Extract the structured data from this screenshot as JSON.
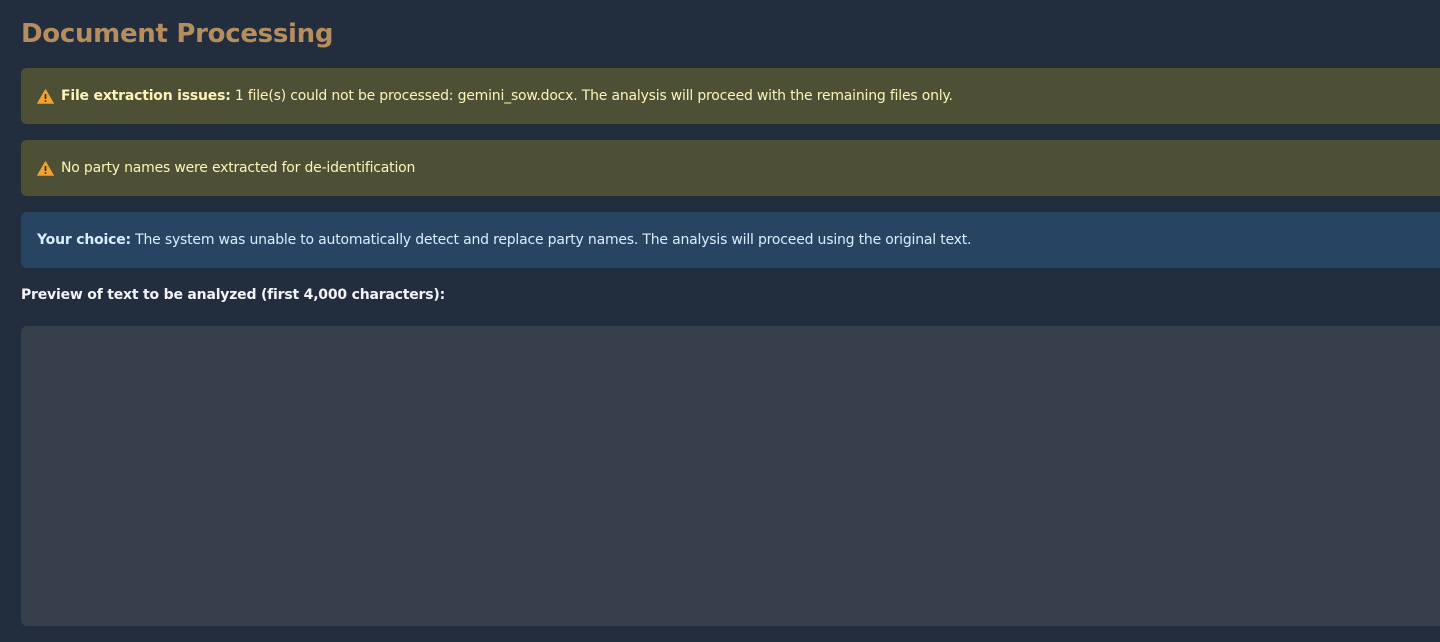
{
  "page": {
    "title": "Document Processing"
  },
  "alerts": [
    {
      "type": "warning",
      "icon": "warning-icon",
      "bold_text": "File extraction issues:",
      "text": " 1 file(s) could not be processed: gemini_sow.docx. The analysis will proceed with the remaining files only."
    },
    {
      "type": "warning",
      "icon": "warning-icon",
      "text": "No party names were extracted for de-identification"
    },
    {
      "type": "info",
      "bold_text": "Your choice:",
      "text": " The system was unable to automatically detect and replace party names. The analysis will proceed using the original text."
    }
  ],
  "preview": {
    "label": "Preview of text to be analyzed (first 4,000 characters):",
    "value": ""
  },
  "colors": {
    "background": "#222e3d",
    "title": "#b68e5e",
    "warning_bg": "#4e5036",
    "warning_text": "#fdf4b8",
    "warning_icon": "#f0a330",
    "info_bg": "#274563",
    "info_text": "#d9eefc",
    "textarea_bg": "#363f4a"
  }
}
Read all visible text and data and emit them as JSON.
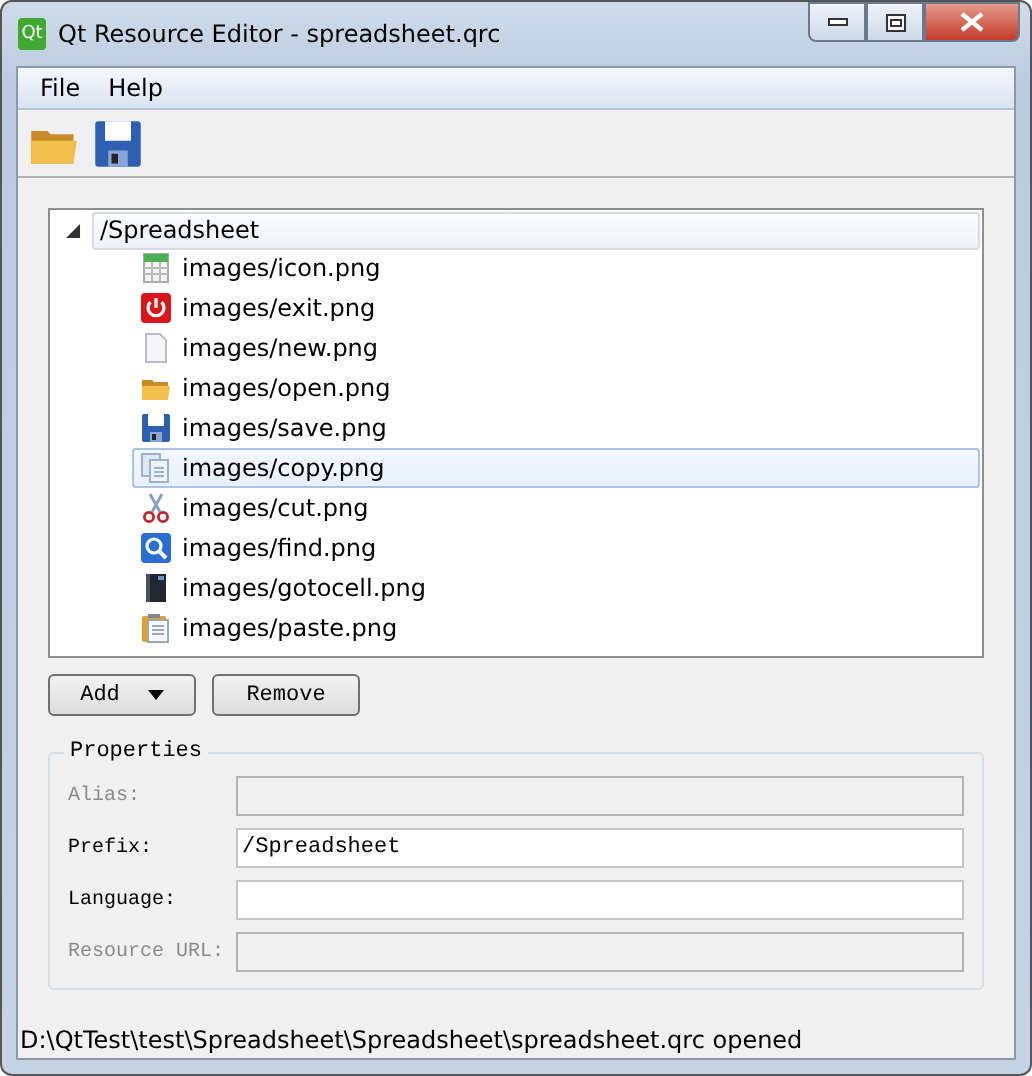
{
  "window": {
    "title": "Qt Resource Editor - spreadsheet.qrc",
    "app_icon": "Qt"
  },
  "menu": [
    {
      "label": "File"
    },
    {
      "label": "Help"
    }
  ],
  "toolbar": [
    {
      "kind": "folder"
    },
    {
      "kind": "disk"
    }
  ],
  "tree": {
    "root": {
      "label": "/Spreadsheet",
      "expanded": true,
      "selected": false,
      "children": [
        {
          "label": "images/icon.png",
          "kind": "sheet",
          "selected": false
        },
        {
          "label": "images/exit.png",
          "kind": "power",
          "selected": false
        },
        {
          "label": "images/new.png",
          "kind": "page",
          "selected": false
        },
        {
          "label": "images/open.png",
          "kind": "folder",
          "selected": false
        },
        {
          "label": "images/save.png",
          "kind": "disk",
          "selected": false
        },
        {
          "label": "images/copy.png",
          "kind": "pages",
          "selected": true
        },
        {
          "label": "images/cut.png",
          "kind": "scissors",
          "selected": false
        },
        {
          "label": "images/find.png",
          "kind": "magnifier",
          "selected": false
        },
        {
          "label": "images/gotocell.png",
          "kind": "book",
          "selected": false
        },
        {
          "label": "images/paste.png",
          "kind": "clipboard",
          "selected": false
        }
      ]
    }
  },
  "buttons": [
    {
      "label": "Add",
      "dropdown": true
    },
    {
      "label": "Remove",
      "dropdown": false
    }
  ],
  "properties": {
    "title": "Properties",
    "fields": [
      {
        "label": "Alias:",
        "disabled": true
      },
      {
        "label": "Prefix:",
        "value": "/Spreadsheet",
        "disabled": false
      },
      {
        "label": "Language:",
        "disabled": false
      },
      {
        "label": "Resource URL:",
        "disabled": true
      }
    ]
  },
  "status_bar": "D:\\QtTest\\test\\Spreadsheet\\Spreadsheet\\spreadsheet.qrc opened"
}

...

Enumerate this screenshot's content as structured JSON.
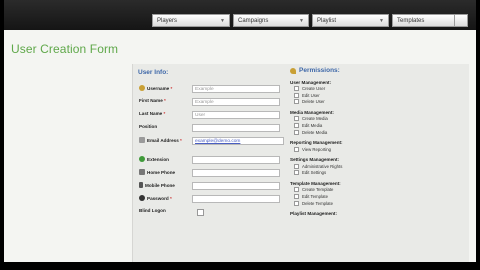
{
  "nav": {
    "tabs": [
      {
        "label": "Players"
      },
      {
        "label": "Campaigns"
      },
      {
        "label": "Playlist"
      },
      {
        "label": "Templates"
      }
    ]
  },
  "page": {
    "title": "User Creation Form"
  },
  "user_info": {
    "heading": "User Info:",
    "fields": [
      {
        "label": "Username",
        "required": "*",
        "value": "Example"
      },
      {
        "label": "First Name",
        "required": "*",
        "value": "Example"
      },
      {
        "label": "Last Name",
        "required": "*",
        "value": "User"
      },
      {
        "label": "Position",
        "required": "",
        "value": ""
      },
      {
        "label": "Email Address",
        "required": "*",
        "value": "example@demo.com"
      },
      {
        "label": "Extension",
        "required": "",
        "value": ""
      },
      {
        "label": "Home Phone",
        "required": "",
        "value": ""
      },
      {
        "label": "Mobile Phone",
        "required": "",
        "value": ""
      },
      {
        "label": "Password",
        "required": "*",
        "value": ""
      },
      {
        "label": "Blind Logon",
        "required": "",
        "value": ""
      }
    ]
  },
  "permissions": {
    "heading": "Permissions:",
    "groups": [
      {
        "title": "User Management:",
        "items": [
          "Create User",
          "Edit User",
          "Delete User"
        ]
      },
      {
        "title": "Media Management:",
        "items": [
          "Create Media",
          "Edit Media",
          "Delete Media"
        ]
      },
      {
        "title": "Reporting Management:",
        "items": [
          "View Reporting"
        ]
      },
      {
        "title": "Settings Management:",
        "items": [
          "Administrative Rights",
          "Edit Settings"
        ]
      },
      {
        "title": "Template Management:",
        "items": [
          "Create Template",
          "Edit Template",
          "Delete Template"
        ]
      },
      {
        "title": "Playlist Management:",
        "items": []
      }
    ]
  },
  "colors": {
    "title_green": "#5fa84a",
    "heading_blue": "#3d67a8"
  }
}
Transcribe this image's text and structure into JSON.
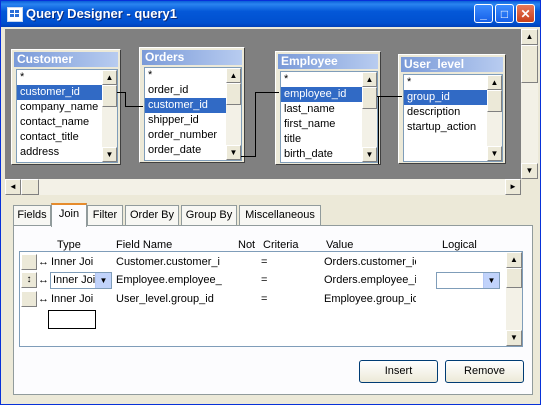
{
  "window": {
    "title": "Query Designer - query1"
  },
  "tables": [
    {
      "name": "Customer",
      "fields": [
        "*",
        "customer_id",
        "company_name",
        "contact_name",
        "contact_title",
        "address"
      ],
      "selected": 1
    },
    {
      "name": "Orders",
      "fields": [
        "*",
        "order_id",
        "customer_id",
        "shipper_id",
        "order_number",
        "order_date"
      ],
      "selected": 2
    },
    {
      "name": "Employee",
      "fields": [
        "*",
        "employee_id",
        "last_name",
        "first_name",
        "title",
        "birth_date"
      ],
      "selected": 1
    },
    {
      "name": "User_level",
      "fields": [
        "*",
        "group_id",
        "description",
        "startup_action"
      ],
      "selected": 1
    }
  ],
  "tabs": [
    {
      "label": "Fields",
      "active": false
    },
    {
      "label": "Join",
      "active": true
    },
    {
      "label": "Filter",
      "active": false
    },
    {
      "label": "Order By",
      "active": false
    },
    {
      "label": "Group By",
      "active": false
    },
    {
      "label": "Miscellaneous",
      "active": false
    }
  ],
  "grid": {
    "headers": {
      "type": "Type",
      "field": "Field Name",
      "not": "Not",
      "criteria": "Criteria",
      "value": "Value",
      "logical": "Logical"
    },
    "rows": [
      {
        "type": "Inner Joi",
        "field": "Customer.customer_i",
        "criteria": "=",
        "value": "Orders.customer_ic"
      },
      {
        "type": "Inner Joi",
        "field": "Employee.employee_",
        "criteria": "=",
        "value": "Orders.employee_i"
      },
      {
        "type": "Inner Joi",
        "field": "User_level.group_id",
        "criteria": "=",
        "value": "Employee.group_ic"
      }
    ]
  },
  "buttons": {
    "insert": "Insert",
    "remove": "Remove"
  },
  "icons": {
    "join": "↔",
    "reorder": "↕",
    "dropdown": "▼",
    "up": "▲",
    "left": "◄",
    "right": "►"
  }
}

==

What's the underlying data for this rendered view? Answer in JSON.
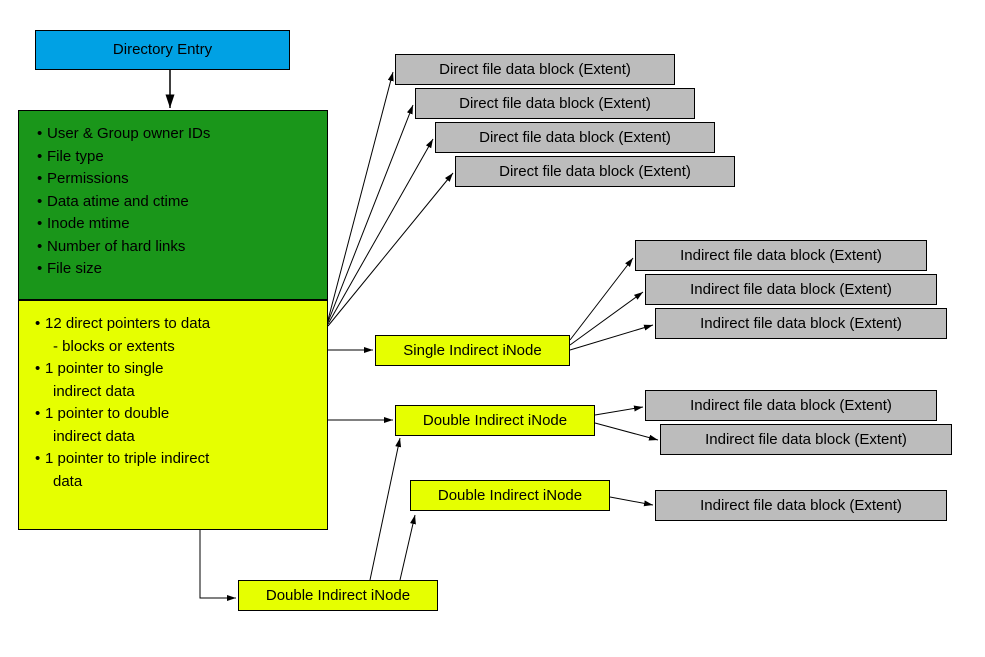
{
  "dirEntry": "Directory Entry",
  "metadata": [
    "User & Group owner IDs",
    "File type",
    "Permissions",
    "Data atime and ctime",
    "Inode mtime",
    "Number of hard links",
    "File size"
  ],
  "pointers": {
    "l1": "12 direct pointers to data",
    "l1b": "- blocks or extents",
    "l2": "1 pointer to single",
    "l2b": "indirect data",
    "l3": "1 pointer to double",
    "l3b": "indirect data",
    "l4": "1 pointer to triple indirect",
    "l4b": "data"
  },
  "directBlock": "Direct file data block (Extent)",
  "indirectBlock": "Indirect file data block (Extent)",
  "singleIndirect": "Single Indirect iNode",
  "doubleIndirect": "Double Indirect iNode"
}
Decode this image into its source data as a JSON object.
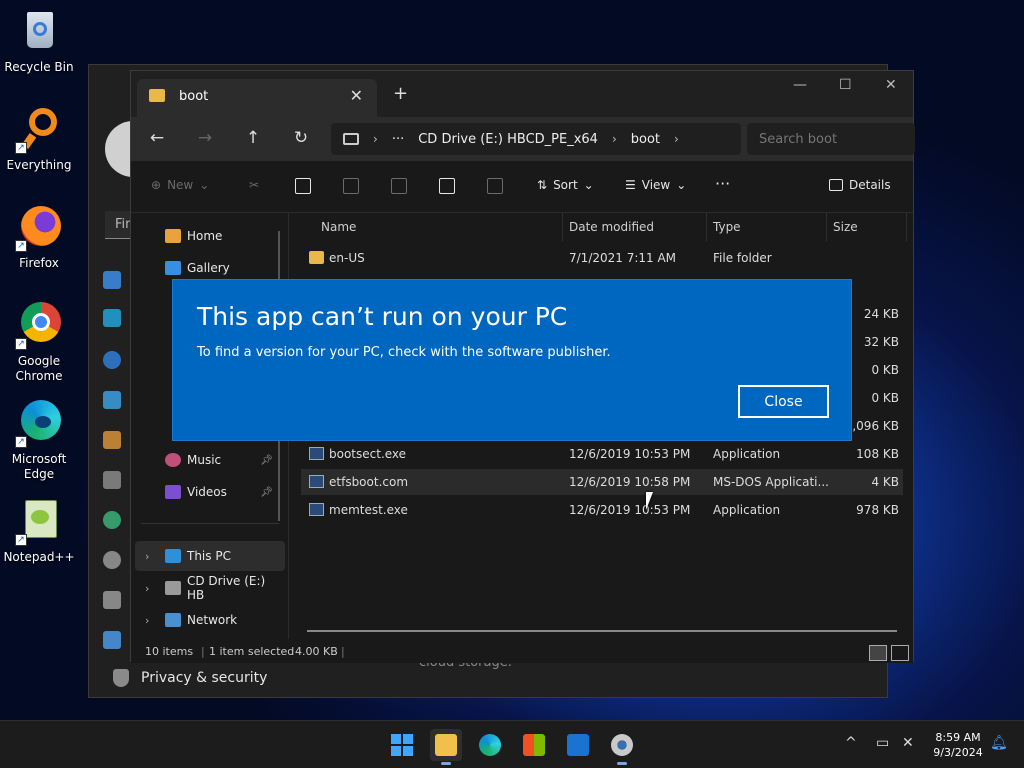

• [Required task]:
Leave out the pictures and transcribe exactly the lines from the one containing "What's the underlying" through the one containing "Decode this image".

• [Task result]:
What's the underlying data for this rendered view? Answer in JSON.
{
  "dirEntry": "Directory Entry",
  "metadata": [
    "User & Group owner IDs",
    "File type",
    "Permissions",
    "Data atime and ctime",
    "Inode mtime",
    "Number of hard links",
    "File size"
  ],
  "pointers": {
    "l1": "12 direct pointers to data",
    "l1b": "- blocks or extents",
    "l2": "1 pointer to single",
    "l2b": "indirect data",
    "l3": "1 pointer to double",
    "l3b": "indirect data",
    "l4": "1 pointer to triple indirect",
    "l4b": "data"
  },
  "directBlock": "Direct file data block (Extent)",
  "indirectBlock": "Indirect file data block (Extent)",
  "singleIndirect": "Single Indirect iNode",
  "doubleIndirect": "Double Indirect iNode"
}
Decode this image into its source data as a JSON object.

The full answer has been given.